• Short task
Go through the data below. List every line that holds the word "source".

• Materials provided
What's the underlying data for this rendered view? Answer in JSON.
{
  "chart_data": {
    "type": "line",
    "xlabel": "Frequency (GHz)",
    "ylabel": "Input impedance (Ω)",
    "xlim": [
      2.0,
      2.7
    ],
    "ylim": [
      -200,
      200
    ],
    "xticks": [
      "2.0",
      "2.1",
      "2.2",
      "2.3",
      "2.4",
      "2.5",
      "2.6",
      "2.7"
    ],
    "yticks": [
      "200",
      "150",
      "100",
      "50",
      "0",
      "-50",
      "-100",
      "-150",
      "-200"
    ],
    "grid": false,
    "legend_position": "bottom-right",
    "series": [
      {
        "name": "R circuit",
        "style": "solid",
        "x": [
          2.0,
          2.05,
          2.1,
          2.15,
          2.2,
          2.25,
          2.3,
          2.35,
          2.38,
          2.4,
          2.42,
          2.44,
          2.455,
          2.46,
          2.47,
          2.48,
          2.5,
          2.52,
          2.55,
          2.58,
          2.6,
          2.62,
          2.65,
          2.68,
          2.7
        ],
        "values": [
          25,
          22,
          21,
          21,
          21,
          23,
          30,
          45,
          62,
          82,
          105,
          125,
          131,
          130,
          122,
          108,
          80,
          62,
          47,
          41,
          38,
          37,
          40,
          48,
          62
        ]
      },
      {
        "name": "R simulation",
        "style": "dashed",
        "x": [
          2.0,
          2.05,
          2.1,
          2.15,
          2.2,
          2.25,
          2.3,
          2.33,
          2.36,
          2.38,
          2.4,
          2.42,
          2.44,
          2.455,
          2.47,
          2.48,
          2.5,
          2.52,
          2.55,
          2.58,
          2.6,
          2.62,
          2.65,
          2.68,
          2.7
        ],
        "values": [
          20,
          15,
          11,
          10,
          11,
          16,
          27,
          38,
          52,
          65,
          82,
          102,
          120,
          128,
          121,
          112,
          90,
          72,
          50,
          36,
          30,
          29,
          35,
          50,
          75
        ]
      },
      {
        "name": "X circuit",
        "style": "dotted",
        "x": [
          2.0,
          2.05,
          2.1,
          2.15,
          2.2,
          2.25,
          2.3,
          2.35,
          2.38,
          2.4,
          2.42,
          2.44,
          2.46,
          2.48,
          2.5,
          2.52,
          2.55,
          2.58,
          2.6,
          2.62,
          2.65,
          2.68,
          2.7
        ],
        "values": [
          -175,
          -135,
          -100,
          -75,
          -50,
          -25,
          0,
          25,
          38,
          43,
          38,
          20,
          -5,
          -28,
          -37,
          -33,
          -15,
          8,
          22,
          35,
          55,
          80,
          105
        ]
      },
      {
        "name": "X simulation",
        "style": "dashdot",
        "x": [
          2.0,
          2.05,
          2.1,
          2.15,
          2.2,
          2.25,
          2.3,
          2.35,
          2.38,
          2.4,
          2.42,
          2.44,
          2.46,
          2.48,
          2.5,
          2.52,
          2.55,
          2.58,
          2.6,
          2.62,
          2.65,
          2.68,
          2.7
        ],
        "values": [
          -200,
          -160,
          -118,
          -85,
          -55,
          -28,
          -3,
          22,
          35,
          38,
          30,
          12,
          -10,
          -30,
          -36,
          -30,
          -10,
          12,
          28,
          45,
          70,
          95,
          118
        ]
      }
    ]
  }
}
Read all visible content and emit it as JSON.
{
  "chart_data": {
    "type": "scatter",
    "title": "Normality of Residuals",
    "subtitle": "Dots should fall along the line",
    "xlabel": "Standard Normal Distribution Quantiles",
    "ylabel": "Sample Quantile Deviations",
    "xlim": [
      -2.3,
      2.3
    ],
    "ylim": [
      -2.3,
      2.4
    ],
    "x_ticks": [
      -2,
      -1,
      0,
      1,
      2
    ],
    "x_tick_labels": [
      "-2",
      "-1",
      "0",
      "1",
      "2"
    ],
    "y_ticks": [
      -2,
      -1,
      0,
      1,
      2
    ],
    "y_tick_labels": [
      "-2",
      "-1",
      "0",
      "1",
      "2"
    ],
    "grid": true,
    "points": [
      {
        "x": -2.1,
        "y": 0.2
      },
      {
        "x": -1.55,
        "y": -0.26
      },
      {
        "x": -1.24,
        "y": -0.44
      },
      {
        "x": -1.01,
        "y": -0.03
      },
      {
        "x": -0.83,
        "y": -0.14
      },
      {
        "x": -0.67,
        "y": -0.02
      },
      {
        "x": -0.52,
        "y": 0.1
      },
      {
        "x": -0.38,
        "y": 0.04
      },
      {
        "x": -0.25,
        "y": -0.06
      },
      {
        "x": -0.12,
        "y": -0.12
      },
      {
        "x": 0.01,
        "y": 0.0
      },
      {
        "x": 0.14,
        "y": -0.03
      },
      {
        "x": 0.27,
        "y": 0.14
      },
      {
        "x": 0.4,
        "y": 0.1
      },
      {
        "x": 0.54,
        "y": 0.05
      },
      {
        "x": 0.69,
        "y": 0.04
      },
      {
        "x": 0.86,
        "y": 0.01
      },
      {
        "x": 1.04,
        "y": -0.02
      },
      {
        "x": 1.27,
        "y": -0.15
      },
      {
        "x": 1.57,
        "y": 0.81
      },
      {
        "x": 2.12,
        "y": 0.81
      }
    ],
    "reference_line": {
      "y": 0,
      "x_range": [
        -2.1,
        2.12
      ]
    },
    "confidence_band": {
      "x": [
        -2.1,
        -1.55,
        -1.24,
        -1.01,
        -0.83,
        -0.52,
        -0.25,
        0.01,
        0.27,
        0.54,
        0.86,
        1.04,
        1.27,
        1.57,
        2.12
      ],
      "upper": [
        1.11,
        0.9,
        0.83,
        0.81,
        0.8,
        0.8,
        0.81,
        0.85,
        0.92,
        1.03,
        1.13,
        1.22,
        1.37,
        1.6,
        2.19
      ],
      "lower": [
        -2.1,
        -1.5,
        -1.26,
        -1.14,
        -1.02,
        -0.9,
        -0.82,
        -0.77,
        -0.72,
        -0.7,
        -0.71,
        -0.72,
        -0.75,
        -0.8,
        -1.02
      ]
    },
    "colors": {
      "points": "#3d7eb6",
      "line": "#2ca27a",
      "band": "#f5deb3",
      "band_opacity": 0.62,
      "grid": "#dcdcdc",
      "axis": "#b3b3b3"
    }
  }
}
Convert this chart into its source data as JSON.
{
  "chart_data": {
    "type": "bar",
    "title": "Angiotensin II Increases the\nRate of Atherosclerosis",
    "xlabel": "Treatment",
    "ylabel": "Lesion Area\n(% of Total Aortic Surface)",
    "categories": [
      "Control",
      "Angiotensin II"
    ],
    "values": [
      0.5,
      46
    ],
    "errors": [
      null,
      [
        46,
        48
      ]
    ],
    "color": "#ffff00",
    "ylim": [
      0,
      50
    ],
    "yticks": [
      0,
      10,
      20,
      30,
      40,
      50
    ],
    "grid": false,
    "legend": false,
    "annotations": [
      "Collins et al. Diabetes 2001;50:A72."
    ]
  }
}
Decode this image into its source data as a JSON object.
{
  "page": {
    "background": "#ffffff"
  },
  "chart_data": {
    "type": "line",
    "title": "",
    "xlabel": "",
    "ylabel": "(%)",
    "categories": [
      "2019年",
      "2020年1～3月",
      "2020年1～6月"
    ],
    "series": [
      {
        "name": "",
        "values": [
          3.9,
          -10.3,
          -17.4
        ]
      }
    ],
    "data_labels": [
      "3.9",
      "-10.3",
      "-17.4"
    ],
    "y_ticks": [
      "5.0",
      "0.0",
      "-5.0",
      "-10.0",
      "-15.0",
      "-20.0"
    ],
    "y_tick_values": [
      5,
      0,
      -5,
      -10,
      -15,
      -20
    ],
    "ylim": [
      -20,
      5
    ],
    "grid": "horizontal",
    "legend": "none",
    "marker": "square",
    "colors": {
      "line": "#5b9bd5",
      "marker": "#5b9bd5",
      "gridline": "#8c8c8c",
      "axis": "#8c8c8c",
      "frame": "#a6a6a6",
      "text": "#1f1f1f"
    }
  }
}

• Written solution
Convert this chart into its source data as JSON.
Decode this image into its source data as a JSON object.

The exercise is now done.